# [EXERCISE SET]
1. Answer these questions from the judgment excerpt.
(a) What did the legal representative for the respondent refuse or fail to provide to the legal representative for the applicant?
(b) What is the second point in limine?
(c) According to the applicant, by what means can an urgent application be brought?
2. Output the passage of the judgment excerpt from "Furthermore it would" to "allocated the Plot.", copied word for word.
3. Go on with the judgment excerpt from the point where it stops.

# [TEXT]
Furthermore it would appear on the facts before me that Wisdom Youth
Organisation has been allocated a different Plot from that which is
the subject matter of this application.  Finally the legal
representative for the respondent refused or failed to provide the
legal representative for the applicant with particulars of the person
who had allegedly been allocated the Plot.


 


[29]
Having considered the facts before me on this point I cannot, but
agree with the applicant’s submission that there is not merits
in this point and thus stands to be dismissed.


 


[30]
The second point in limine is that a dispute of facts exists,
which the applicant ought to have foreseen when he decided to launch
this application.  It is then submitted on behalf the first
respondent that the applicant adopted a wrong procedure.  In
response to this point in limine the applicant points out that
an urgent application can only be brought by way of application and
not by action;  that if a dispute of fact arises the rule is
well established that in that case that specific dispute is referred
to oral evidence on application for resolution.  I agree with
applicant’s submission.  In the absence of an application
for referral to oral evidence the dispute is to be resolved in
accordance with well-established rules in motion proceedings on the
basis of what is contained in the respondent’s affidavit where
the facts are in dispute.  Stated differently, take the facts
set out by the applicant, together with the facts set out by the
respondent which the applicant cannot dispute.  There are
similarly no merits in this point and it has been wrongly taken and
as such stands to be dismissed.

Box annotation records

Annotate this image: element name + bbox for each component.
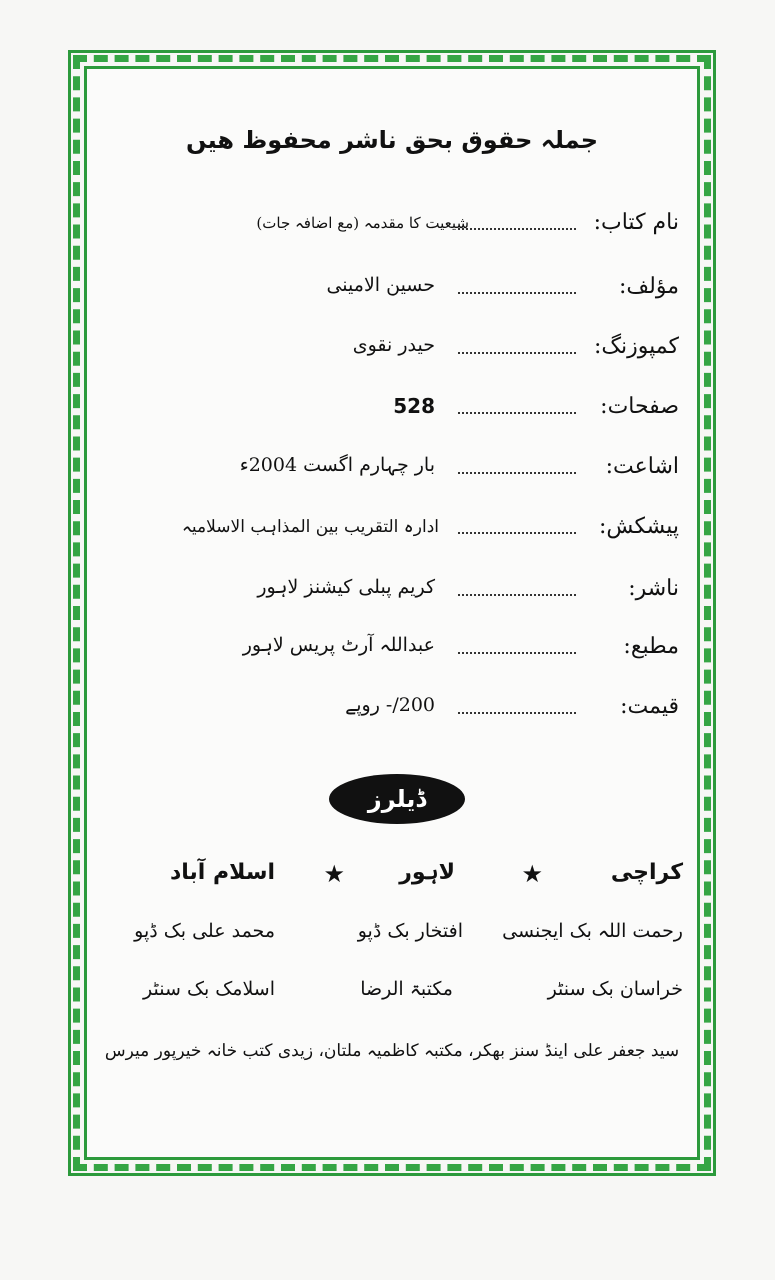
detail-row-presented-by: [0, 510, 775, 550]
dealer-cities: [0, 860, 775, 896]
detail-label: اشاعت:: [605, 454, 679, 479]
detail-row-publisher: [0, 572, 775, 612]
dealers-badge: ڈیلرز: [329, 774, 465, 824]
detail-label: مؤلف:: [618, 274, 679, 299]
detail-label: مطبع:: [623, 634, 679, 659]
dealer-shop: اسلامک بک سنٹر: [143, 978, 275, 1000]
detail-value: شیعیت کا مقدمہ (مع اضافہ جات): [256, 214, 469, 232]
detail-value: کریم پبلی کیشنز لاہور: [257, 576, 435, 598]
detail-label: ناشر:: [628, 576, 679, 601]
dotted-leader: [458, 292, 576, 294]
detail-value: 528: [393, 394, 435, 418]
city-karachi: کراچی: [610, 860, 683, 885]
detail-row-book-name: [0, 206, 775, 246]
additional-dealers: سید جعفر علی اینڈ سنز بھکر، مکتبہ کاظمیہ ملتان، زیدی کتب خانہ خیرپور میرس: [104, 1041, 680, 1061]
dealer-shop: مکتبۃ الرضا: [360, 978, 453, 1000]
detail-label: قیمت:: [620, 694, 679, 719]
detail-value: بار چہارم اگست 2004ء: [239, 454, 435, 476]
star-icon: ★: [521, 860, 543, 888]
detail-row-price: [0, 690, 775, 730]
detail-label: نام کتاب:: [593, 210, 679, 235]
detail-label: کمپوزنگ:: [593, 334, 679, 359]
copyright-title: جملہ حقوق بحق ناشر محفوظ ھیں: [185, 126, 599, 154]
dotted-leader: [458, 532, 576, 534]
dotted-leader: [458, 228, 576, 230]
dotted-leader: [458, 712, 576, 714]
detail-label: صفحات:: [600, 394, 679, 419]
star-icon: ★: [323, 860, 345, 888]
detail-label: پیشکش:: [599, 514, 679, 539]
city-islamabad: اسلام آباد: [169, 860, 275, 885]
dealer-shop: رحمت اللہ بک ایجنسی: [502, 920, 683, 942]
detail-value: ادارہ التقریب بین المذاہب الاسلامیہ: [181, 517, 439, 537]
detail-value: 200/- روپے: [345, 694, 435, 716]
detail-value: عبداللہ آرٹ پریس لاہور: [242, 634, 435, 656]
dotted-leader: [458, 412, 576, 414]
dotted-leader: [458, 352, 576, 354]
dotted-leader: [458, 652, 576, 654]
detail-row-edition: [0, 450, 775, 490]
detail-value: حسین الامینی: [326, 274, 435, 296]
detail-row-pages: [0, 390, 775, 430]
dealer-shop: محمد علی بک ڈپو: [134, 920, 275, 942]
dotted-leader: [458, 472, 576, 474]
detail-row-composing: [0, 330, 775, 370]
detail-value: حیدر نقوی: [352, 334, 435, 356]
dealer-shop: خراسان بک سنٹر: [547, 978, 683, 1000]
detail-row-author: [0, 270, 775, 310]
dotted-leader: [458, 594, 576, 596]
city-lahore: لاہور: [399, 860, 455, 885]
dealer-shop: افتخار بک ڈپو: [357, 920, 463, 942]
detail-row-printer: [0, 630, 775, 670]
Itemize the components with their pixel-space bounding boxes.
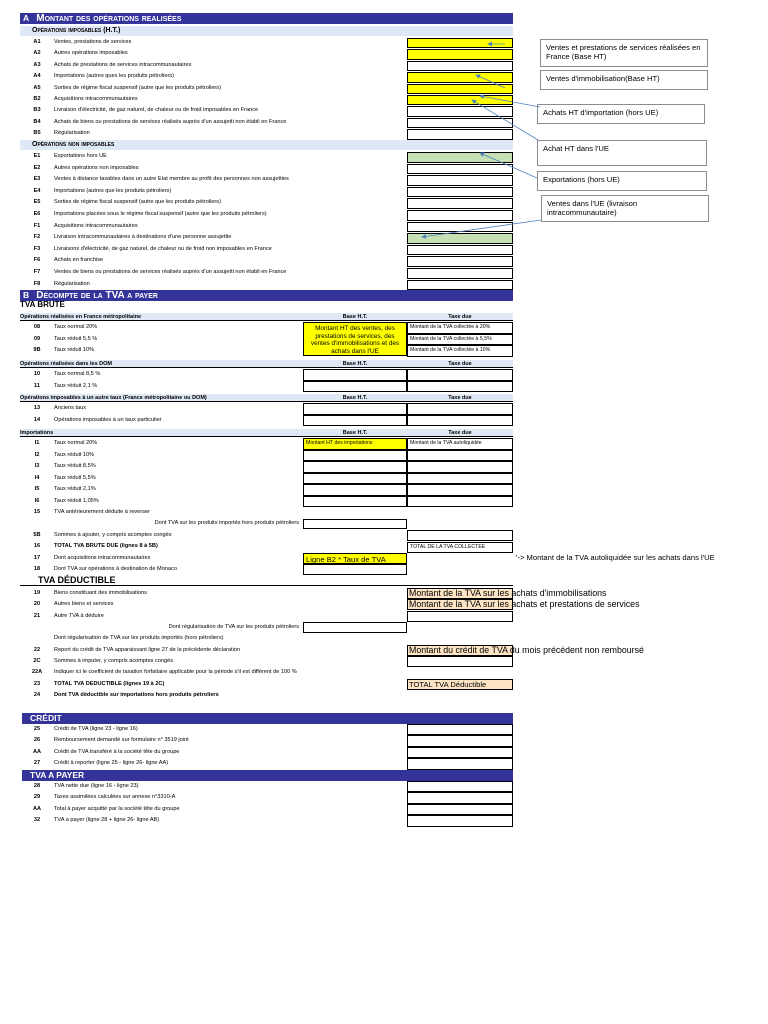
section-b-letter: B <box>23 290 30 300</box>
row-code: I4 <box>34 474 40 481</box>
petroleum-regularisation-input[interactable] <box>303 622 407 633</box>
group3-title: Opérations imposables à un autre taux (France métropolitaine ou DOM) <box>20 395 207 401</box>
row-label: Importations placées sous le régime fiscal suspensif (autre que les produits pétroliers) <box>54 211 267 217</box>
group4-col-base: Base H.T. <box>342 430 368 436</box>
tax-due-13[interactable] <box>407 403 513 415</box>
row-code: F7 <box>33 269 41 275</box>
form-row <box>20 690 513 701</box>
row-code: E2 <box>33 164 41 171</box>
group1-col-taxe: Taxe due <box>448 314 472 320</box>
row-label: Report du crédit de TVA apparaissant ligne 27 de la précédente déclaration <box>54 647 241 653</box>
base-ht-13[interactable] <box>303 403 407 415</box>
tax-due-i3[interactable] <box>407 461 513 473</box>
row-code: I2 <box>34 451 40 458</box>
row-label: Taux réduit 10% <box>54 347 95 353</box>
form-row <box>20 564 513 575</box>
row-code: F8 <box>33 280 41 287</box>
group3-col-taxe: Taxe due <box>448 395 472 401</box>
row-code: E4 <box>33 187 41 194</box>
row-label: Sommes à imputer, y compris acomptes congés <box>54 658 174 664</box>
row-label: Livraison intracommunautaires à destinations d'une personne assujettie <box>54 234 232 241</box>
row-label: Achats de prestations de services intracommunautaires <box>54 61 192 68</box>
row-code: A1 <box>33 39 41 45</box>
row-code: F2 <box>33 234 41 241</box>
credit-input-aa-2[interactable] <box>407 747 513 758</box>
group2-col-taxe: Taxe due <box>448 361 472 367</box>
row-label: Biens constituant des immobilisations <box>54 590 147 596</box>
row-indent-label: Dont régularisation de TVA sur les produits pétroliers <box>168 624 299 630</box>
row-label: Taux réduit 2,1 % <box>54 382 98 389</box>
row-code: 25 <box>33 726 41 732</box>
row-code: A5 <box>33 84 41 91</box>
tax-due-i5[interactable] <box>407 484 513 496</box>
row-label: TOTAL TVA DEDUCTIBLE (lignes 19 à 2C) <box>54 681 165 687</box>
row-code: 23 <box>33 681 41 687</box>
row-label: Livraisons d'électricité, de gaz naturel, de chaleur ou de froid non imposables en France <box>54 245 272 252</box>
row-code: 22 <box>33 647 41 653</box>
row-label: Sommes à ajouter, y compris acomptes congés <box>54 532 172 538</box>
tax-due-09[interactable]: Montant de la TVA collectée à 5,5% <box>407 334 513 346</box>
row-code: 15 <box>33 509 41 515</box>
row-label: Taux réduit 5,5% <box>54 474 96 481</box>
base-ht-i3[interactable] <box>303 461 407 473</box>
row-label: Taux réduit 10% <box>54 451 95 458</box>
note-exports: Exportations (hors UE) <box>537 171 707 191</box>
deductible-note-20: Montant de la TVA sur les achats et prestations de services <box>409 599 640 609</box>
row-label: Exportations hors UE <box>54 153 107 159</box>
group2-col-base: Base H.T. <box>342 361 368 367</box>
tax-due-i6[interactable] <box>407 496 513 508</box>
row-code: 29 <box>33 794 41 801</box>
row-label: Dont régularisation de TVA sur les produits importés (hors pétroliers) <box>54 635 224 641</box>
row-code: 24 <box>33 692 41 698</box>
row-code: E3 <box>33 176 41 183</box>
section-a-letter: A <box>23 13 30 23</box>
row-code: AA <box>32 748 42 755</box>
row-code: F1 <box>33 222 41 229</box>
group4-col-taxe: Taxe due <box>448 430 472 436</box>
row-label: TVA nette due (ligne 16 - ligne 23) <box>54 783 139 789</box>
row-code: I6 <box>34 497 40 504</box>
group3-col-base: Base H.T. <box>342 395 368 401</box>
row-code: B5 <box>33 130 41 137</box>
credit-input-25-0[interactable] <box>407 724 513 735</box>
row-code: 11 <box>34 382 40 389</box>
base-ht-i4[interactable] <box>303 473 407 485</box>
row-label: Taux réduit 8,5% <box>54 463 96 469</box>
non-taxable-operations-subheader: Opérations non imposables <box>20 140 513 150</box>
form-row <box>20 633 513 644</box>
row-label: Total à payer acquitté par la société tête du groupe <box>54 805 180 812</box>
form-row <box>20 507 513 518</box>
row-label: Remboursement demandé sur formulaire n° 3519 joint <box>54 737 189 744</box>
form-row <box>20 518 513 529</box>
row-code: 17 <box>33 555 41 561</box>
row-label: Sorties de régime fiscal suspensif (autre que les produits pétroliers) <box>54 199 221 206</box>
row-code: I5 <box>34 486 40 492</box>
monaco-tax-input[interactable] <box>303 564 407 575</box>
row-code: A2 <box>33 50 41 57</box>
payer-input-32-3[interactable] <box>407 815 513 826</box>
note-arrows <box>400 35 550 245</box>
tax-due-i4[interactable] <box>407 473 513 485</box>
form-row <box>20 667 513 678</box>
autoliquidation-note: '-> Montant de la TVA autoliquidée sur les achats dans l'UE <box>516 553 715 562</box>
deductible-input-2C[interactable] <box>407 656 513 667</box>
row-label: Régularisation <box>54 130 90 137</box>
row-code: A4 <box>33 73 41 80</box>
tax-due-14[interactable] <box>407 415 513 427</box>
section-b-header <box>20 290 513 301</box>
row-label: Taux normal 20% <box>54 324 98 330</box>
payer-header <box>22 770 513 781</box>
group1-title: Opérations réalisées en France métropolitaine <box>20 314 142 320</box>
row-code: 13 <box>33 405 41 411</box>
row-code: 21 <box>33 613 41 619</box>
tax-due-08[interactable]: Montant de la TVA collectée à 20% <box>407 322 513 334</box>
row-code: B3 <box>33 107 41 114</box>
row-label: Opérations imposables à un taux particulier <box>54 416 162 423</box>
row-label: Importations (autres ques les produits pétroliers) <box>54 73 175 80</box>
base-ht-10[interactable] <box>303 369 407 381</box>
row-code: 32 <box>33 817 41 824</box>
row-label: TVA antérieurement déduite à reverser <box>54 509 150 515</box>
row-code: 28 <box>33 783 41 789</box>
payer-input-29-1[interactable] <box>407 792 513 803</box>
amount-input-5b[interactable] <box>407 530 513 541</box>
row-code: E5 <box>33 199 41 206</box>
deductible-input-21[interactable] <box>407 611 513 622</box>
row-code: 14 <box>33 416 41 423</box>
tva-deductible-title: TVA DÉDUCTIBLE <box>38 575 116 585</box>
row-code: I1 <box>34 440 40 446</box>
row-label: Importations (autres que les produits pétroliers) <box>54 187 172 194</box>
row-label: Acquisitions intracommunautaires <box>54 96 138 102</box>
group4-title: Importations <box>20 430 54 436</box>
tva-brute-title: TVA BRUTE <box>20 300 65 309</box>
amount-input-f3[interactable] <box>407 245 513 256</box>
amount-input-f6[interactable] <box>407 256 513 267</box>
form-row <box>20 553 513 564</box>
amount-input-f7[interactable] <box>407 268 513 279</box>
tax-due-11[interactable] <box>407 381 513 393</box>
row-code: B4 <box>33 118 41 125</box>
row-code: 27 <box>33 760 41 767</box>
row-label: Taux normal 20% <box>54 440 98 446</box>
base-ht-i5[interactable] <box>303 484 407 496</box>
base-ht-i1[interactable]: Montant HT des importations <box>303 438 407 450</box>
deductible-note-22: Montant du crédit de TVA du mois précédent non remboursé <box>409 645 644 655</box>
base-ht-14[interactable] <box>303 415 407 427</box>
row-label: Taxes assimilées calculées sur annexe n°3310-A <box>54 794 176 801</box>
row-label: Autres biens et services <box>54 601 114 607</box>
form-row <box>20 622 513 633</box>
note-import-purchases: Achats HT d'importation (hors UE) <box>537 104 705 124</box>
row-code: 2C <box>33 658 41 664</box>
row-label: TVA a payer (ligne 28 + ligne 26- ligne AB) <box>54 817 160 824</box>
row-label: TOTAL TVA BRUTE DUE (lignes 8 à 5B) <box>54 543 158 549</box>
payer-input-28-0[interactable] <box>407 781 513 792</box>
credit-input-27-3[interactable] <box>407 758 513 769</box>
row-label: Taux réduit 5,5 % <box>54 335 98 342</box>
credit-title: CRÉDIT <box>30 713 62 723</box>
row-label: Taux normal 8,5 % <box>54 371 101 377</box>
row-label: Livraison d'électricité, de gaz naturel, de chaleur ou de froid imposables en France <box>54 107 259 114</box>
note-fixed-asset-sales: Ventes d'immobilisation(Base HT) <box>540 70 708 90</box>
row-code: I3 <box>34 463 40 469</box>
row-label: Acquisitions intracommunautaires <box>54 222 138 229</box>
row-code: 16 <box>33 543 41 549</box>
row-label: Indiquer ici le coefficient de taxation forfaitaire applicable pour la période s'il est différent de 100 % <box>54 669 297 675</box>
row-label: Autres opérations non imposables <box>54 164 139 171</box>
row-label: Crédit à reporter (ligne 25 - ligne 26- ligne AA) <box>54 760 169 767</box>
row-indent-label: Dont TVA sur les produits importés hors produits pétroliers <box>154 520 299 526</box>
credit-input-26-1[interactable] <box>407 735 513 746</box>
row-label: Autres opérations imposables <box>54 50 128 57</box>
taxable-operations-subheader: Opérations imposables (H.T.) <box>20 26 513 36</box>
row-label: Taux réduit 2,1% <box>54 486 96 492</box>
tax-due-10[interactable] <box>407 369 513 381</box>
deductible-divider <box>20 585 513 586</box>
row-code: B2 <box>33 96 41 102</box>
row-label: Achats en franchise <box>54 257 104 264</box>
imported-products-tax-input[interactable] <box>303 519 407 529</box>
row-code: 09 <box>33 335 41 342</box>
section-a-header <box>20 13 513 24</box>
payer-title: TVA A PAYER <box>30 770 85 780</box>
base-ht-i6[interactable] <box>303 496 407 508</box>
row-code: 9B <box>33 347 41 353</box>
section-a-title: Montant des opérations realisées <box>36 13 182 24</box>
row-code: 22A <box>31 669 43 675</box>
note-eu-deliveries: Ventes dans l'UE (livraison intracommunautaire) <box>541 195 709 222</box>
amount-input-f8[interactable] <box>407 280 513 291</box>
row-code: 18 <box>33 566 41 572</box>
section-b-title: Décompte de la TVA a payer <box>36 290 158 301</box>
row-code: F6 <box>33 257 41 264</box>
row-code: F3 <box>33 245 41 252</box>
row-code: 19 <box>33 590 41 596</box>
row-label: Dont TVA déductible sur importations hors produits pétroliers <box>54 692 219 698</box>
eu-acquisitions-tax-input[interactable]: Ligne B2 * Taux de TVA <box>303 553 407 564</box>
group1-base-note: Montant HT des ventes, des prestations de services, des ventes d'immobilisations et des achats dans l'UE <box>303 322 407 356</box>
row-label: Dont TVA sur opérations à destination de Monaco <box>54 566 177 572</box>
deductible-note-23: TOTAL TVA Déductible <box>409 680 487 689</box>
note-eu-purchases: Achat HT dans l'UE <box>537 140 707 166</box>
row-label: Taux réduit 1,05% <box>54 497 99 504</box>
payer-input-aa-2[interactable] <box>407 804 513 815</box>
row-label: Autre TVA à déduire <box>54 613 104 619</box>
row-label: Ventes de biens ou prestations de services réalisés auprès d'un assujetti non établi en France <box>54 269 287 275</box>
tax-due-i1[interactable]: Montant de la TVA autoliquidée <box>407 438 513 450</box>
row-label: Ventes, prestations de services <box>54 39 132 45</box>
row-label: Dont acquisitions intracommunautaires <box>54 555 151 561</box>
row-code: 5B <box>33 532 41 538</box>
group2-title: Opérations réalisées dans les DOM <box>20 361 113 367</box>
row-code: E6 <box>33 211 41 217</box>
note-sales-base: Ventes et prestations de services réalisées en France (Base HT) <box>540 39 708 67</box>
row-label: Crédit de TVA (ligne 23 - ligne 16) <box>54 726 138 732</box>
row-label: Achats de biens ou prestations de services réalisés auprès d'un assujetti non établi en France <box>54 118 287 125</box>
row-label: Ventes à distance taxables dans un autre Etat membre au profit des personnes non assujetties <box>54 176 289 183</box>
row-label: Sorties de régime fiscal suspensif (autre que les produits pétroliers) <box>54 84 221 91</box>
deductible-note-19: Montant de la TVA sur les achats d'immobilisations <box>409 588 607 598</box>
row-code: A3 <box>33 61 41 68</box>
credit-header <box>22 713 513 724</box>
row-code: 26 <box>33 737 41 744</box>
row-code: AA <box>32 805 42 812</box>
row-label: Crédit de TVA transféré à la société tête du groupe <box>54 748 180 755</box>
row-label: Anciens taux <box>54 405 87 411</box>
row-code: 10 <box>33 371 41 377</box>
row-code: 20 <box>33 601 41 607</box>
base-ht-11[interactable] <box>303 381 407 393</box>
total-tva-brute[interactable]: TOTAL DE LA TVA COLLECTEE <box>407 542 513 553</box>
tax-due-9b[interactable]: Montant de la TVA collectée à 10% <box>407 345 513 357</box>
tax-due-i2[interactable] <box>407 450 513 462</box>
base-ht-i2[interactable] <box>303 450 407 462</box>
row-code: E1 <box>33 153 41 159</box>
group1-col-base: Base H.T. <box>342 314 368 320</box>
row-code: 08 <box>33 324 41 330</box>
row-label: Régularisation <box>54 280 90 287</box>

# [ANSWERS TO THE EXERCISE]
1.
(a) Particulars of the person who had allegedly been allocated the Plot.
(b) That a dispute of facts exists, which the applicant ought to have foreseen when he decided to launch the application.
(c) Only by way of application and not by action.

2.
Furthermore it would appear on the facts before me that Wisdom Youth
Organisation has been allocated a different Plot from that which is
the subject matter of this application.  Finally the legal
representative for the respondent refused or failed to provide the
legal representative for the applicant with particulars of the person
who had allegedly been allocated the Plot.

3.
 


[31]
The third point in limine is that the requirements for
spoliation have not been met, in that the applicant has not had
undisturbed possession of the plot since the year 2000;  that
the farmworker moved off the plot without any force asserted on him;
and that the applicant resides in Windhoek although he need not be in
physical possession, he appears to be ‘out of touch with the
property’.  In view, this is not a point in limine,
it goes to the merits of the application.  The fact that the
applicant resides in Windhoek does not mean that he is not in
possession or occupation of the plot.  It is trite law that a
person is not required to be in physical possession of the thing like
an immovable property to be said that he is exercising possession of
such property.  It is considered in law to be sufficient if the
person has some degree of control over the thing or property.  In
the instant matter the applicant is conducting on going farming
activities on the plot and has been doing so for some years and he
has a full-time employee on the plot.  Similarly this point
lacks merit and stands to be dismissed.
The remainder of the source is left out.